▶ YOUR OBJECTIVE
Copy the material below, putting "bounding box" wherever "bbox" occurs and leaving everything else untouched. Omit the pictures.

□ □ □ □ □

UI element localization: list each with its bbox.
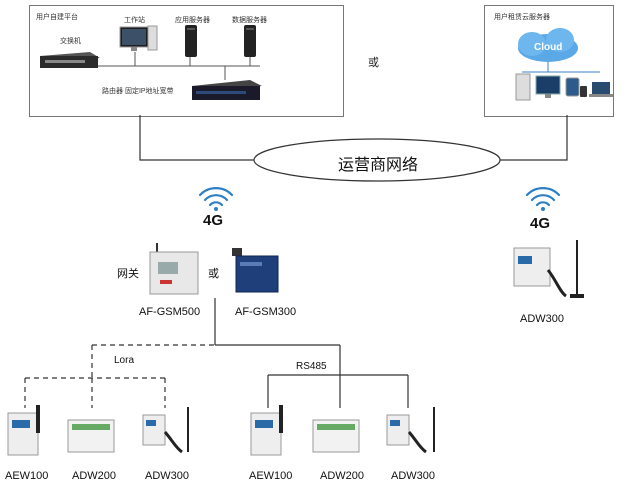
signal-4g-right: 4G [530,215,551,232]
af-gsm500-label: AF-GSM500 [139,306,201,318]
adw300-right-label: ADW300 [520,313,565,325]
db-server-icon [244,25,256,57]
af-gsm300-device-icon [232,248,279,293]
operator-network-label: 运营商网络 [338,157,419,174]
phone-icon [580,86,587,97]
cloud-icon [518,28,578,62]
rs485-label: RS485 [296,361,327,372]
af-gsm300-label: AF-GSM300 [235,306,297,318]
adw200-device-icon-right [312,419,360,453]
signal-4g-left: 4G [203,212,224,229]
wifi-signal-icon-left [198,187,234,211]
bottom-right-device-2-label: ADW200 [320,470,365,482]
laptop-icon [589,82,613,97]
adw300-device-icon-left [142,407,189,454]
user-platform-title: 用户自建平台 [36,14,78,21]
app-server-icon [185,25,197,57]
app-server-label: 应用服务器 [175,17,210,24]
switch-label: 交换机 [60,38,81,45]
router-icon [192,80,262,100]
cloud-label: Cloud [534,42,563,53]
bottom-right-device-3-label: ADW300 [391,470,436,482]
gateway-label: 网关 [117,268,139,280]
bottom-left-device-3-label: ADW300 [145,470,190,482]
router-label: 路由器 固定IP地址宽带 [102,88,174,95]
desktop-tower-icon [515,73,531,101]
or-mid-text: 或 [208,268,219,280]
aew100-device-icon-right [250,405,283,456]
af-gsm500-device-icon [149,243,199,295]
aew100-device-icon-left [7,405,40,456]
adw300-device-icon-right [386,407,435,454]
adw300-right-device-icon [513,240,584,298]
workstation-label: 工作站 [124,17,145,24]
lora-label: Lora [114,355,135,366]
bottom-left-device-1-label: AEW100 [5,470,49,482]
tablet-icon [565,77,580,97]
workstation-icon [119,25,158,51]
switch-icon [40,52,100,68]
or-top-text: 或 [368,57,379,69]
db-server-label: 数据服务器 [232,17,267,24]
cloud-server-title: 用户租赁云服务器 [494,14,550,21]
monitor-icon [535,75,561,98]
wifi-signal-icon-right [525,187,561,211]
bottom-left-device-2-label: ADW200 [72,470,117,482]
adw200-device-icon-left [67,419,115,453]
bottom-right-device-1-label: AEW100 [249,470,293,482]
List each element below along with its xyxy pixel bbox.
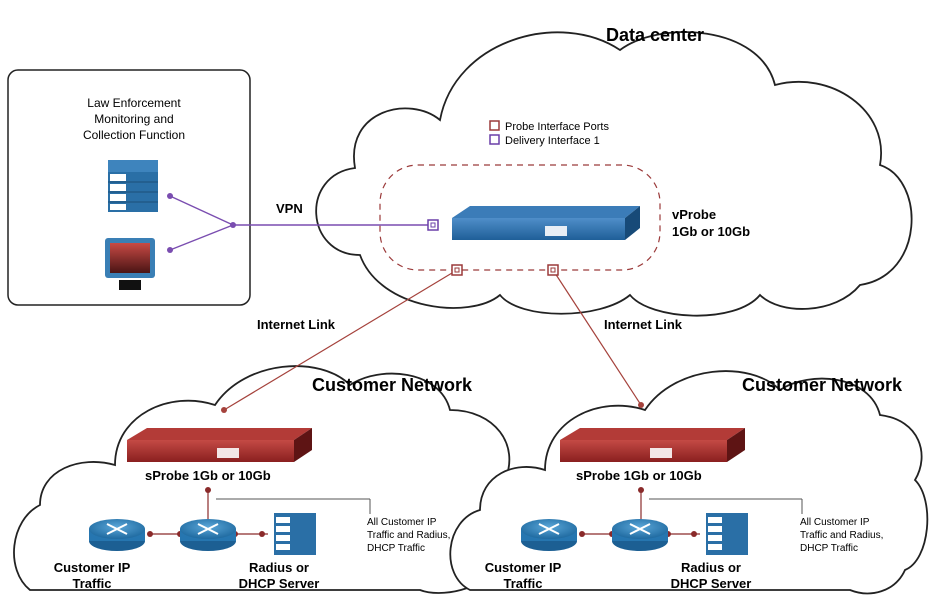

□ □ □ □ □

▶ EXERCISE RESULT
UI element localization: list each with its bounding box.
signal-4g-right: 4G [530,215,551,232]
af-gsm500-label: AF-GSM500 [139,306,201,318]
adw300-right-label: ADW300 [520,313,565,325]
db-server-icon [244,25,256,57]
af-gsm300-device-icon [232,248,279,293]
operator-network-label: 运营商网络 [338,157,419,174]
phone-icon [580,86,587,97]
cloud-icon [518,28,578,62]
rs485-label: RS485 [296,361,327,372]
af-gsm300-label: AF-GSM300 [235,306,297,318]
adw200-device-icon-right [312,419,360,453]
signal-4g-left: 4G [203,212,224,229]
wifi-signal-icon-left [198,187,234,211]
bottom-right-device-2-label: ADW200 [320,470,365,482]
laptop-icon [589,82,613,97]
adw300-device-icon-left [142,407,189,454]
user-platform-title: 用户自建平台 [36,14,78,21]
app-server-icon [185,25,197,57]
app-server-label: 应用服务器 [175,17,210,24]
switch-label: 交换机 [60,38,81,45]
router-icon [192,80,262,100]
cloud-label: Cloud [534,42,563,53]
bottom-right-device-3-label: ADW300 [391,470,436,482]
gateway-label: 网关 [117,268,139,280]
bottom-left-device-3-label: ADW300 [145,470,190,482]
router-label: 路由器 固定IP地址宽带 [102,88,174,95]
desktop-tower-icon [515,73,531,101]
or-mid-text: 或 [208,268,219,280]
aew100-device-icon-right [250,405,283,456]
af-gsm500-device-icon [149,243,199,295]
aew100-device-icon-left [7,405,40,456]
adw300-device-icon-right [386,407,435,454]
adw300-right-device-icon [513,240,584,298]
workstation-label: 工作站 [124,17,145,24]
lora-label: Lora [114,355,135,366]
bottom-left-device-1-label: AEW100 [5,470,49,482]
tablet-icon [565,77,580,97]
workstation-icon [119,25,158,51]
switch-icon [40,52,100,68]
or-top-text: 或 [368,57,379,69]
db-server-label: 数据服务器 [232,17,267,24]
cloud-server-title: 用户租赁云服务器 [494,14,550,21]
monitor-icon [535,75,561,98]
wifi-signal-icon-right [525,187,561,211]
bottom-left-device-2-label: ADW200 [72,470,117,482]
adw200-device-icon-left [67,419,115,453]
bottom-right-device-1-label: AEW100 [249,470,293,482]
List each element below along with its xyxy pixel bounding box.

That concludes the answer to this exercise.